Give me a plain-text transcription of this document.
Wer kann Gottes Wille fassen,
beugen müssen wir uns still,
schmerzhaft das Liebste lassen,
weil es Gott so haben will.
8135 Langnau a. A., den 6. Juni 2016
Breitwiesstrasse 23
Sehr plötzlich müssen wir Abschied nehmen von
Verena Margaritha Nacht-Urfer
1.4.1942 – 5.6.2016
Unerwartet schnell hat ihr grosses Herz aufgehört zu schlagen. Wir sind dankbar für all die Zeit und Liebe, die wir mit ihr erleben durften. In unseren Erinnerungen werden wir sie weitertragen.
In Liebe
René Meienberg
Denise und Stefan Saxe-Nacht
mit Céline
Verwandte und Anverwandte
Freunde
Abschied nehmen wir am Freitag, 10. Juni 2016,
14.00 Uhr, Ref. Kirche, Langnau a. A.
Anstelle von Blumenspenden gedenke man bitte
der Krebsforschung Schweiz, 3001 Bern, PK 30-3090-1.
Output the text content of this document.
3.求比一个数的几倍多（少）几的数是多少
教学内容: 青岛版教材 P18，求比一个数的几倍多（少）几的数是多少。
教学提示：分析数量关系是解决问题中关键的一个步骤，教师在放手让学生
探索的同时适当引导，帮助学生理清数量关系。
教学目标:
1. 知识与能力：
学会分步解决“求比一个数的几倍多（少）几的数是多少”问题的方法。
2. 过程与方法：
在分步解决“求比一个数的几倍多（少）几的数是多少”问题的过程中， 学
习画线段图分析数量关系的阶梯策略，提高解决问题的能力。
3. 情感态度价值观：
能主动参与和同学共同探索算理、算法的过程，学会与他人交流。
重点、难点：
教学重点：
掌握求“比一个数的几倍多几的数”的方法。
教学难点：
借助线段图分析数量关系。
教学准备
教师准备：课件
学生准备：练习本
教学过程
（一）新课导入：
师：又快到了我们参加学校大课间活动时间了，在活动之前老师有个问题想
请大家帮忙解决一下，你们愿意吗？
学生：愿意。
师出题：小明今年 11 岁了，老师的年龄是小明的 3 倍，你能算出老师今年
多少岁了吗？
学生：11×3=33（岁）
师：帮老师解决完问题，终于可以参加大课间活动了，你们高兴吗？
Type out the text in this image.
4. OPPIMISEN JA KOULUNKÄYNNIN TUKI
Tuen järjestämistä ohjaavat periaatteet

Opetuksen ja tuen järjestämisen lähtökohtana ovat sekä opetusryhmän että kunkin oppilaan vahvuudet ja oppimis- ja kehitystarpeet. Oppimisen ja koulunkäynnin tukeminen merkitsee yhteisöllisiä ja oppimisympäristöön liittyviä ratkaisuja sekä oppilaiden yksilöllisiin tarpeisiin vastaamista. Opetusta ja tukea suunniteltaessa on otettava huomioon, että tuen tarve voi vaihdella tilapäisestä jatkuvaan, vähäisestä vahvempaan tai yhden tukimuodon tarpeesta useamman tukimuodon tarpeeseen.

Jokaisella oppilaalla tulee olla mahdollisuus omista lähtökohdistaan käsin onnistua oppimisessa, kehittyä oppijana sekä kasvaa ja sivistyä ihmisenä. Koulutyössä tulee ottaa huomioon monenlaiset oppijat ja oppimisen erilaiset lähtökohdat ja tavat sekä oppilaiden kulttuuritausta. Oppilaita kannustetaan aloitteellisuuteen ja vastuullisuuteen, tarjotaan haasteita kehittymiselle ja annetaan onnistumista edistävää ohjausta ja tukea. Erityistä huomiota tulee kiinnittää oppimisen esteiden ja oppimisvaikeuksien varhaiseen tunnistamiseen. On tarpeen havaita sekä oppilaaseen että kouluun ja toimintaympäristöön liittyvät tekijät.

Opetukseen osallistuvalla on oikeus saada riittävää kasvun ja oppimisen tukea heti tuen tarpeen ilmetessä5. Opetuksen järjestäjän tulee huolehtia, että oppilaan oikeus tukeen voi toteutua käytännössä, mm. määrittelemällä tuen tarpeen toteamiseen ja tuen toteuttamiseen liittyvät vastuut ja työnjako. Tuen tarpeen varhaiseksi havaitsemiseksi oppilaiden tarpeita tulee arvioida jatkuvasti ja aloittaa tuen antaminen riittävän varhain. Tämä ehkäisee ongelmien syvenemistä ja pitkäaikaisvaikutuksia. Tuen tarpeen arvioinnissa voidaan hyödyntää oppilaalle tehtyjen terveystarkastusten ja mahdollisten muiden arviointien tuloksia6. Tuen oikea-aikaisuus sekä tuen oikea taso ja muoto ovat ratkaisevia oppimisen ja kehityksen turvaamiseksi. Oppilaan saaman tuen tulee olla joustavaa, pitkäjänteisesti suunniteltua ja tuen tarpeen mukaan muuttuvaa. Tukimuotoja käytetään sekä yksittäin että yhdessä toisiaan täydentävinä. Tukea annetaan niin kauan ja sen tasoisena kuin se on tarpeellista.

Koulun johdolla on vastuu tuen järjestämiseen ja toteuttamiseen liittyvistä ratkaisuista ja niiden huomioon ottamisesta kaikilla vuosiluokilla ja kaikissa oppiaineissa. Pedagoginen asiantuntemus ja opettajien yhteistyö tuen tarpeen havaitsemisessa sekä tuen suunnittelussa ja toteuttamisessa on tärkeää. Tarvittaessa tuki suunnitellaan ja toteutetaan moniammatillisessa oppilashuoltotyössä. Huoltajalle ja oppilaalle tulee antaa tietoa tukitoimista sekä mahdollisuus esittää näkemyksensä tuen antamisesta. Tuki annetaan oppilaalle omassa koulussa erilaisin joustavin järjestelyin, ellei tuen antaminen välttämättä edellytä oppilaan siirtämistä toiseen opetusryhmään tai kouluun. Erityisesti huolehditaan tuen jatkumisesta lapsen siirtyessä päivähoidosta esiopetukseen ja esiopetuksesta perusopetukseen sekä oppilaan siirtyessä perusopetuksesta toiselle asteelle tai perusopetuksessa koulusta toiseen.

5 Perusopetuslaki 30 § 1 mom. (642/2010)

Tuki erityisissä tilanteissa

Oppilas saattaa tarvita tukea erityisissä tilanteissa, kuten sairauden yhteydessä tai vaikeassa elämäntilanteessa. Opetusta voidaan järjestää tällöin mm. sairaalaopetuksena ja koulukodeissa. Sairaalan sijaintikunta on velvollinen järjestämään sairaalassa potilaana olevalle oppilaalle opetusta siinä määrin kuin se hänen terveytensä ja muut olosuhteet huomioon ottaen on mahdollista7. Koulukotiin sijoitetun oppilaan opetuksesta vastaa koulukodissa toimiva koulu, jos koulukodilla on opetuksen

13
* * *
:: WRITTEN REQUEST ::
Filter the records above and return every line that holds the word "text".

:: PROBLEM SOLUTION ::
Give me a plain-text transcription of this document.
Output the text content of this document.
Type out the text in this image.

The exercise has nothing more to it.